» What this task involves:
List each line of the data that holds the string "prandtl", please.

[BEGIN Materials provided]

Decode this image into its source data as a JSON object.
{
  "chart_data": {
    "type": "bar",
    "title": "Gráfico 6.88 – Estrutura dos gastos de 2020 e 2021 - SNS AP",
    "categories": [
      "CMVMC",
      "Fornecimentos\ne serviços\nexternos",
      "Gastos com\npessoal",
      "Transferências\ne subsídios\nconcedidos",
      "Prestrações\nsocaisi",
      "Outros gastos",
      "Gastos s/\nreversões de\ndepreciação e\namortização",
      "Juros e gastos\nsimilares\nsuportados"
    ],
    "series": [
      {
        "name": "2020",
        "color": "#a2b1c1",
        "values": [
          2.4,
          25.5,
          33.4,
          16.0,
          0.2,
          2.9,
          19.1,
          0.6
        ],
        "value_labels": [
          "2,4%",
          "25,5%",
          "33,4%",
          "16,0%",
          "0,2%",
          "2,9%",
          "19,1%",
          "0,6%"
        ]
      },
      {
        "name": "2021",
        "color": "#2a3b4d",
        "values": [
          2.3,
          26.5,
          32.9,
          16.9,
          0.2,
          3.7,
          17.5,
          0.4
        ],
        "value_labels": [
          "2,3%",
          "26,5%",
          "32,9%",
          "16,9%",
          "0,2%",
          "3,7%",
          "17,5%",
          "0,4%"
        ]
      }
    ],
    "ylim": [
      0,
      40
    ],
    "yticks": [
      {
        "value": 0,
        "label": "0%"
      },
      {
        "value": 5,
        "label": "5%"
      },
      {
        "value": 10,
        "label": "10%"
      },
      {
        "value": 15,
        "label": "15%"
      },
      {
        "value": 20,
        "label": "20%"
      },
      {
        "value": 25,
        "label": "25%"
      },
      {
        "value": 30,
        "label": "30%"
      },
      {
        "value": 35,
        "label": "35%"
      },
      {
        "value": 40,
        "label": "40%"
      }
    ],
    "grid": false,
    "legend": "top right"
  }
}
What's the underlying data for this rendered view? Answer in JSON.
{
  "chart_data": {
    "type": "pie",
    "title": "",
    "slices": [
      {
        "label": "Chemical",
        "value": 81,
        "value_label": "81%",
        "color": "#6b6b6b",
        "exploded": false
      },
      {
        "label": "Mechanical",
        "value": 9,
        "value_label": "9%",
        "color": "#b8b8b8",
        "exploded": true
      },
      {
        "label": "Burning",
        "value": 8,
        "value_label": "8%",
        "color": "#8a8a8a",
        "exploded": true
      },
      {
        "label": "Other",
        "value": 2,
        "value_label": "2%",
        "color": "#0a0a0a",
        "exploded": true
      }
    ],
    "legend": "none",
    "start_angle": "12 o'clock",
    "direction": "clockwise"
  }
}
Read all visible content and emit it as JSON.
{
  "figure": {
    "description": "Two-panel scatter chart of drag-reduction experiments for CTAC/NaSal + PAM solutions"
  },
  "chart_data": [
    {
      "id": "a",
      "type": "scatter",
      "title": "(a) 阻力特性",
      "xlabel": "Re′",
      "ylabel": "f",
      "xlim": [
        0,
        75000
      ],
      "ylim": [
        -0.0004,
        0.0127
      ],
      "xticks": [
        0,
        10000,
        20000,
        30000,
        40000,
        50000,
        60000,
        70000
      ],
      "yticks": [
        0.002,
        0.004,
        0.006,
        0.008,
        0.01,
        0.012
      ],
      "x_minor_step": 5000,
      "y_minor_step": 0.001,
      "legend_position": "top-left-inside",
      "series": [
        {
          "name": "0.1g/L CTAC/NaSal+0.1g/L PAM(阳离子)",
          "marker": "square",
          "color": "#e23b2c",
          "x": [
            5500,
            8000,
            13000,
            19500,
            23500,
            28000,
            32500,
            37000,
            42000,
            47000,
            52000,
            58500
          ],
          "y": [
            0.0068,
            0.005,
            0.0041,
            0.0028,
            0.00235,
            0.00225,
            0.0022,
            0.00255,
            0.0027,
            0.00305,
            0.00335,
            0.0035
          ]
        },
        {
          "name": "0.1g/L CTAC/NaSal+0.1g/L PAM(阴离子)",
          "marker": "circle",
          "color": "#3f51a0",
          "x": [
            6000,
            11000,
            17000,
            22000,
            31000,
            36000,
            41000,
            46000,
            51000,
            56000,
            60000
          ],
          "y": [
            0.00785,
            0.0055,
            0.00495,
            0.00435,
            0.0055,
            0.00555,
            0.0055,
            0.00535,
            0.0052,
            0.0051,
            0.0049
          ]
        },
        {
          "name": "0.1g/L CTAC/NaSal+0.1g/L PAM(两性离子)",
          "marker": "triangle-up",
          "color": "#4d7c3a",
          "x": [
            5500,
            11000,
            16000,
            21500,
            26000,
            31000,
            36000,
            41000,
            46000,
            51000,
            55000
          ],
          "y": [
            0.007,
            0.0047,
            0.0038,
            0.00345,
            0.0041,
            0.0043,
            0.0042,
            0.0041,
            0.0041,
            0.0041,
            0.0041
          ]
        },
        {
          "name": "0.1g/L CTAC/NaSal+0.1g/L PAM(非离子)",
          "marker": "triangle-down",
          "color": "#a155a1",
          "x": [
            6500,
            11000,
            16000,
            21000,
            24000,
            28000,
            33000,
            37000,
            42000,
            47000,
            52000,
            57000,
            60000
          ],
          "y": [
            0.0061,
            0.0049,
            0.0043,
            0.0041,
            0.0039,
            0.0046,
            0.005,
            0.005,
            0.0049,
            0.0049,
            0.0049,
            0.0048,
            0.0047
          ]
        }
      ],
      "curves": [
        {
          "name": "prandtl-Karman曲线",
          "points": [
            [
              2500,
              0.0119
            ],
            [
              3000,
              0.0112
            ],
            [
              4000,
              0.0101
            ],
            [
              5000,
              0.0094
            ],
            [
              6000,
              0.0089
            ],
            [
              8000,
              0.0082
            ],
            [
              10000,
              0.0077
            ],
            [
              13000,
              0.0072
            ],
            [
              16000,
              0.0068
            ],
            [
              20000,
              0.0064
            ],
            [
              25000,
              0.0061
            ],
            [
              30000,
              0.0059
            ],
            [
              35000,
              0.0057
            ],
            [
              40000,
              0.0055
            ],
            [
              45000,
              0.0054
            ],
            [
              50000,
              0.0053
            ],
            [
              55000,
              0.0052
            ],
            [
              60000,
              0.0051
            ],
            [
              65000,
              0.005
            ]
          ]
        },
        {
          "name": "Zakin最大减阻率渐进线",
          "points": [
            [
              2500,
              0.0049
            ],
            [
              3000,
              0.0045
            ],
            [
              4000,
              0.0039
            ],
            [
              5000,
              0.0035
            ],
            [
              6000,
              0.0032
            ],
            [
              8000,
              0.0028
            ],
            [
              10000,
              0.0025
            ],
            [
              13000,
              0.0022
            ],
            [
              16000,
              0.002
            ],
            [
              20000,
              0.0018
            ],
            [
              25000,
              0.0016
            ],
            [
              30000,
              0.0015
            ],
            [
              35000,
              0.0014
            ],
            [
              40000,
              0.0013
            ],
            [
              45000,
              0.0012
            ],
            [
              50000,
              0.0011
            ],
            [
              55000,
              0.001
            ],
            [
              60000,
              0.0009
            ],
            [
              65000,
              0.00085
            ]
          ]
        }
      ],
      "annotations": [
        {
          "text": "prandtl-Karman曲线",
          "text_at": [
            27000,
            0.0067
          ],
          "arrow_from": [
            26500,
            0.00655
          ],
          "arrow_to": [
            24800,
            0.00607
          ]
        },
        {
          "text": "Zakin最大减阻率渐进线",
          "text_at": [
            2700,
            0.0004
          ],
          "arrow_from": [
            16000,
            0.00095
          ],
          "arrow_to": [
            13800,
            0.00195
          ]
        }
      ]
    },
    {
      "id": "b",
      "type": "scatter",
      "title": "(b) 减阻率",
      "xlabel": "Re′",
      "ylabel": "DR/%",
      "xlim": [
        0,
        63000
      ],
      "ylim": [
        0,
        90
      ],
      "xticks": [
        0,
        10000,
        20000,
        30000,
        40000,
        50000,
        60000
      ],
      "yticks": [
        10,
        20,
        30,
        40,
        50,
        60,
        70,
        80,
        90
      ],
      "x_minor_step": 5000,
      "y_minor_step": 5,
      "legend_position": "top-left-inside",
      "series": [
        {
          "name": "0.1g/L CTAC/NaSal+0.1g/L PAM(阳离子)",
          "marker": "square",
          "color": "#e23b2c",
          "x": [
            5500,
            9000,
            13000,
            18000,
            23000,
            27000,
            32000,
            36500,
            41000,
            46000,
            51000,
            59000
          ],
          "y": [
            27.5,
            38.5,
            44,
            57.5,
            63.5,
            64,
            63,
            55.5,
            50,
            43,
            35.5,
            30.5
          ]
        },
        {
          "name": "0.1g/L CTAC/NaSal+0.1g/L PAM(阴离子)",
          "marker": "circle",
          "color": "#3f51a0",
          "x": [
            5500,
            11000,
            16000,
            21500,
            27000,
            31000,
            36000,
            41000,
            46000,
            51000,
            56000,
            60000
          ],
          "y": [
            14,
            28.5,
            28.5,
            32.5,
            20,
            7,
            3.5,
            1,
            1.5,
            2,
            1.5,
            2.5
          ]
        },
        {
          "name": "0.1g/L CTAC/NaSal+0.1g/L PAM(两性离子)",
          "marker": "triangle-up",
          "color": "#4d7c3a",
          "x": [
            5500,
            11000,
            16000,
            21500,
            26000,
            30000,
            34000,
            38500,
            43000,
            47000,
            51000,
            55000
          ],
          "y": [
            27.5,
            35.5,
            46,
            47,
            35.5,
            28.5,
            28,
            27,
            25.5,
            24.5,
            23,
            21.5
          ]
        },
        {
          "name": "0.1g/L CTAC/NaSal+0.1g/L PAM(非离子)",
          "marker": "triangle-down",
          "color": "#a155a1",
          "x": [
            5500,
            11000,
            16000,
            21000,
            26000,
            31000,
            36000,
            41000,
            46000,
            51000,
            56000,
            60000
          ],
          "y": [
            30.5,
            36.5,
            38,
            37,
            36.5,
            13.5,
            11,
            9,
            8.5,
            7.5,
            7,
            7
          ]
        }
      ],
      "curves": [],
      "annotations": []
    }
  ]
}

[END Materials provided]

» Answer below:
          "name": "prandtl-Karman曲线",
          "text": "prandtl-Karman曲线",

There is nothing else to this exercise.